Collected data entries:
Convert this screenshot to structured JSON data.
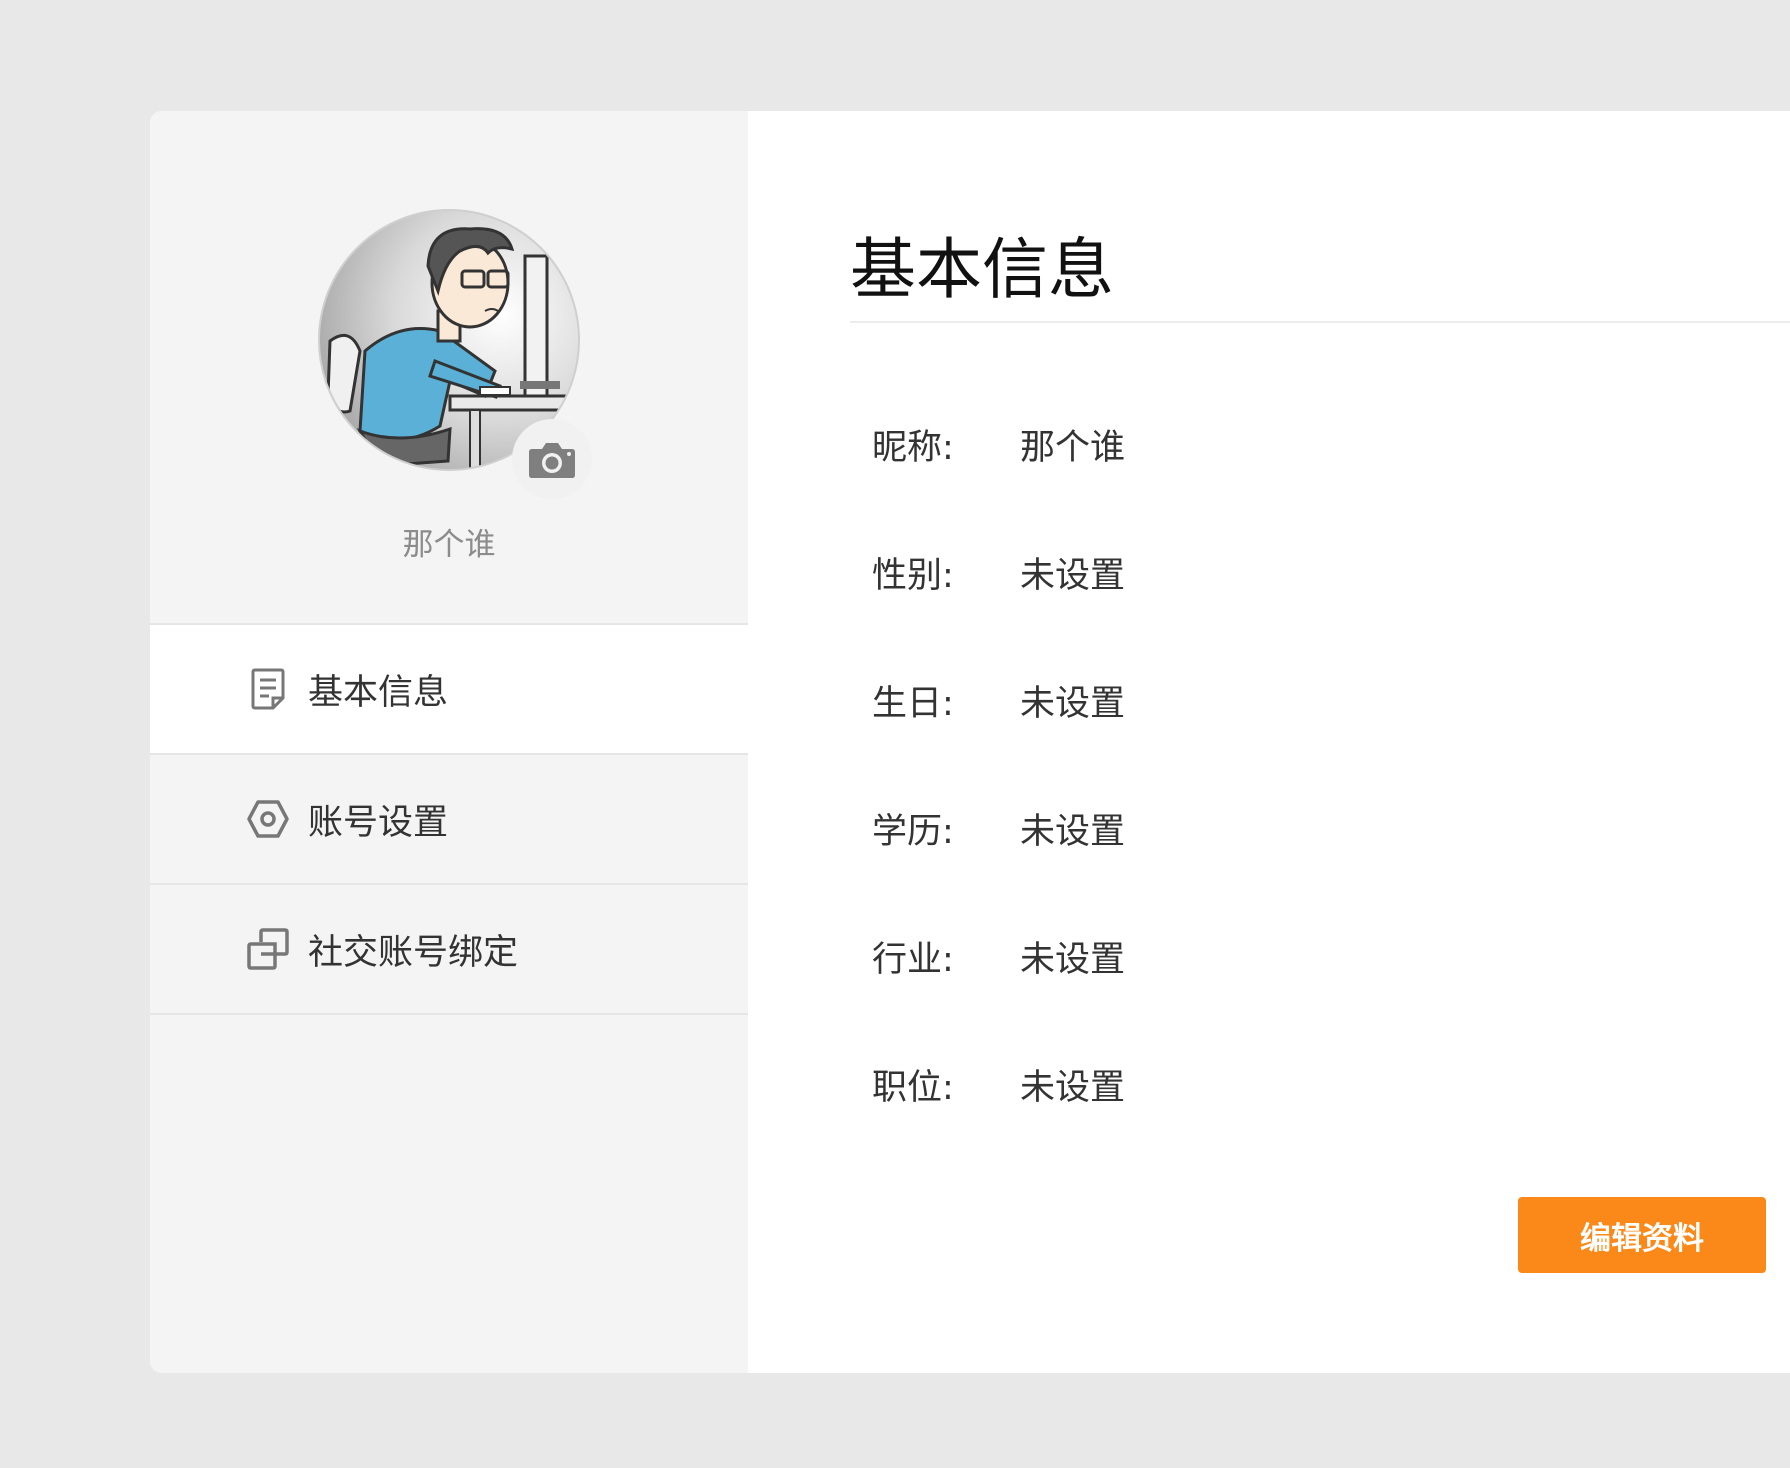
{
  "profile": {
    "nickname": "那个谁"
  },
  "sidebar": {
    "items": [
      {
        "label": "基本信息",
        "icon": "document-icon",
        "active": true
      },
      {
        "label": "账号设置",
        "icon": "settings-hexagon-icon",
        "active": false
      },
      {
        "label": "社交账号绑定",
        "icon": "link-squares-icon",
        "active": false
      }
    ]
  },
  "main": {
    "title": "基本信息",
    "fields": [
      {
        "label": "昵称:",
        "value": "那个谁"
      },
      {
        "label": "性别:",
        "value": "未设置"
      },
      {
        "label": "生日:",
        "value": "未设置"
      },
      {
        "label": "学历:",
        "value": "未设置"
      },
      {
        "label": "行业:",
        "value": "未设置"
      },
      {
        "label": "职位:",
        "value": "未设置"
      }
    ],
    "edit_label": "编辑资料"
  },
  "colors": {
    "accent": "#fa8919",
    "sidebar_bg": "#f4f4f4",
    "page_bg": "#e8e8e8"
  }
}
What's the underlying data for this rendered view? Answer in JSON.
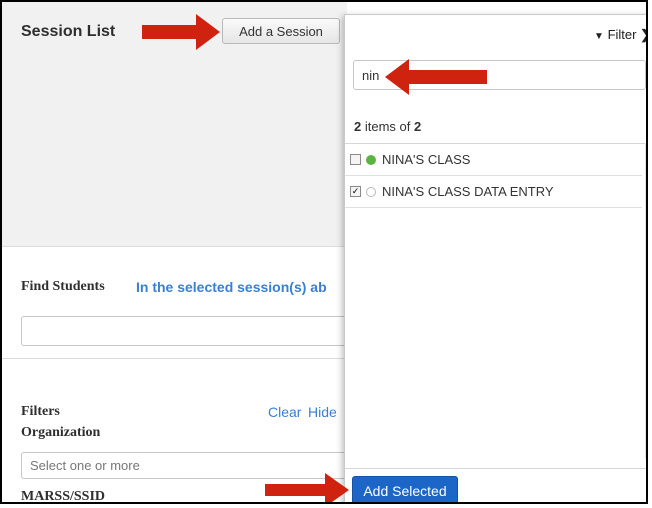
{
  "session_panel": {
    "title": "Session List",
    "add_session_label": "Add a Session"
  },
  "find_students": {
    "label": "Find Students",
    "scope_text": "In the selected session(s) ab"
  },
  "filters": {
    "label": "Filters",
    "clear_label": "Clear",
    "hide_label": "Hide",
    "organization_label": "Organization",
    "organization_placeholder": "Select one or more",
    "marss_label": "MARSS/SSID"
  },
  "session_picker": {
    "filter_label": "Filter",
    "search_value": "nin",
    "count_prefix": "items of",
    "shown": "2",
    "total": "2",
    "items": [
      {
        "label": "NINA'S CLASS",
        "checked": false,
        "status": "active"
      },
      {
        "label": "NINA'S CLASS DATA ENTRY",
        "checked": true,
        "status": "inactive"
      }
    ],
    "add_selected_label": "Add Selected"
  },
  "colors": {
    "annotation_arrow": "#d0230f",
    "primary_button": "#1c66c7",
    "link": "#3a7fd1",
    "active_dot": "#5ab440"
  },
  "icons": {
    "filter": "funnel-icon",
    "expand": "chevron-right-icon",
    "checkbox_checked": "check-icon"
  }
}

WHAT THE TASK REQUIRES: Each line that has the word "this" counts once. How many such lines are in the data? Give the number alone.

EXERCISE SOLUTION: 2